STATED GOAL: Extract the entries in their exact form.

DATASET ROWS:
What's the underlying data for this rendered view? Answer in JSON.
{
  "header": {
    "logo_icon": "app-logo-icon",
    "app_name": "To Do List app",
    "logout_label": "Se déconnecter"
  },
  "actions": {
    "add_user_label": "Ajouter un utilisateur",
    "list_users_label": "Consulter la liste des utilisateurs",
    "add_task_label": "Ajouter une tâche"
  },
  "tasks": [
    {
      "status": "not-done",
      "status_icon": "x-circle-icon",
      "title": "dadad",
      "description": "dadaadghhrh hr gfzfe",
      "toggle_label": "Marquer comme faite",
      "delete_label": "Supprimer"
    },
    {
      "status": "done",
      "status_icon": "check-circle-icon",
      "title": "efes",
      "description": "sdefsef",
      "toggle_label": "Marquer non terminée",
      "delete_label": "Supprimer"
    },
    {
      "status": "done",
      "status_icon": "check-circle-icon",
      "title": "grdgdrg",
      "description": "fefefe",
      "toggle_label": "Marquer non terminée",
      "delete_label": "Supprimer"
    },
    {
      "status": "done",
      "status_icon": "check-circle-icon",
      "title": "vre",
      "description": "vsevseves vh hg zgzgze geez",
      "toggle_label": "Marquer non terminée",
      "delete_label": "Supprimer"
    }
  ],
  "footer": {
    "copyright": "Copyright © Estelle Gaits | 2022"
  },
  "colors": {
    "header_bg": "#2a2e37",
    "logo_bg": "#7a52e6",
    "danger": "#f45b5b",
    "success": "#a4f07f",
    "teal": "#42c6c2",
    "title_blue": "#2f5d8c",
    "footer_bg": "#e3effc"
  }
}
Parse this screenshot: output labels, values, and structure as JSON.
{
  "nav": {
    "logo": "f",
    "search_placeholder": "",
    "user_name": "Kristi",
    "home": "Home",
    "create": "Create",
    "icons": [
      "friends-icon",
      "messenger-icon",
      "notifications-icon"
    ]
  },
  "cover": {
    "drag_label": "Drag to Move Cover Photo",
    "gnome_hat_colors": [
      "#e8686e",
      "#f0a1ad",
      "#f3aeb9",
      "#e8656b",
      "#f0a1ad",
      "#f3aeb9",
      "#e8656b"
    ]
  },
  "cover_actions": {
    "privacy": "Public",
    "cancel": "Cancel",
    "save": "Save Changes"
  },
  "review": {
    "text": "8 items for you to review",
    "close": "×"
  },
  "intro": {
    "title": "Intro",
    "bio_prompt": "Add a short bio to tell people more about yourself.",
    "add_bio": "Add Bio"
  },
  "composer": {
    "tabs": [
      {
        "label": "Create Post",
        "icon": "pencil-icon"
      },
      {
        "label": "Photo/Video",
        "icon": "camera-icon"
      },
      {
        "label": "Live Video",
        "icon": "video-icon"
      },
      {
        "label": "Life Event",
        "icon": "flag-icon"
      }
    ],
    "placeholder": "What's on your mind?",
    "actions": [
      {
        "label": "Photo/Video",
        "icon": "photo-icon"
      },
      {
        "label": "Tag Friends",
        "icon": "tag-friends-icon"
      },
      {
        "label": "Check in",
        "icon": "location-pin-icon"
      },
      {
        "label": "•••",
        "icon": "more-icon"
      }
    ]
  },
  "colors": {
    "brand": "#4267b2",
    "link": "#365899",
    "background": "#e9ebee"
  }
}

WRITTEN SOLUTION:
What's the underlying data for this rendered view? Answer in JSON.
{
  "header": {
    "logo_icon": "app-logo-icon",
    "app_name": "To Do List app",
    "logout_label": "Se déconnecter"
  },
  "actions": {
    "add_user_label": "Ajouter un utilisateur",
    "list_users_label": "Consulter la liste des utilisateurs",
    "add_task_label": "Ajouter une tâche"
  },
  "tasks": [
    {
      "status": "not-done",
      "status_icon": "x-circle-icon",
      "title": "dadad",
      "description": "dadaadghhrh hr gfzfe",
      "toggle_label": "Marquer comme faite",
      "delete_label": "Supprimer"
    },
    {
      "status": "done",
      "status_icon": "check-circle-icon",
      "title": "efes",
      "description": "sdefsef",
      "toggle_label": "Marquer non terminée",
      "delete_label": "Supprimer"
    },
    {
      "status": "done",
      "status_icon": "check-circle-icon",
      "title": "grdgdrg",
      "description": "fefefe",
      "toggle_label": "Marquer non terminée",
      "delete_label": "Supprimer"
    },
    {
      "status": "done",
      "status_icon": "check-circle-icon",
      "title": "vre",
      "description": "vsevseves vh hg zgzgze geez",
      "toggle_label": "Marquer non terminée",
      "delete_label": "Supprimer"
    }
  ],
  "footer": {
    "copyright": "Copyright © Estelle Gaits | 2022"
  },
  "colors": {
    "header_bg": "#2a2e37",
    "logo_bg": "#7a52e6",
    "danger": "#f45b5b",
    "success": "#a4f07f",
    "teal": "#42c6c2",
    "title_blue": "#2f5d8c",
    "footer_bg": "#e3effc"
  }
}
Parse this screenshot: output labels, values, and structure as JSON.
{
  "nav": {
    "logo": "f",
    "search_placeholder": "",
    "user_name": "Kristi",
    "home": "Home",
    "create": "Create",
    "icons": [
      "friends-icon",
      "messenger-icon",
      "notifications-icon"
    ]
  },
  "cover": {
    "drag_label": "Drag to Move Cover Photo",
    "gnome_hat_colors": [
      "#e8686e",
      "#f0a1ad",
      "#f3aeb9",
      "#e8656b",
      "#f0a1ad",
      "#f3aeb9",
      "#e8656b"
    ]
  },
  "cover_actions": {
    "privacy": "Public",
    "cancel": "Cancel",
    "save": "Save Changes"
  },
  "review": {
    "text": "8 items for you to review",
    "close": "×"
  },
  "intro": {
    "title": "Intro",
    "bio_prompt": "Add a short bio to tell people more about yourself.",
    "add_bio": "Add Bio"
  },
  "composer": {
    "tabs": [
      {
        "label": "Create Post",
        "icon": "pencil-icon"
      },
      {
        "label": "Photo/Video",
        "icon": "camera-icon"
      },
      {
        "label": "Live Video",
        "icon": "video-icon"
      },
      {
        "label": "Life Event",
        "icon": "flag-icon"
      }
    ],
    "placeholder": "What's on your mind?",
    "actions": [
      {
        "label": "Photo/Video",
        "icon": "photo-icon"
      },
      {
        "label": "Tag Friends",
        "icon": "tag-friends-icon"
      },
      {
        "label": "Check in",
        "icon": "location-pin-icon"
      },
      {
        "label": "•••",
        "icon": "more-icon"
      }
    ]
  },
  "colors": {
    "brand": "#4267b2",
    "link": "#365899",
    "background": "#e9ebee"
  }
}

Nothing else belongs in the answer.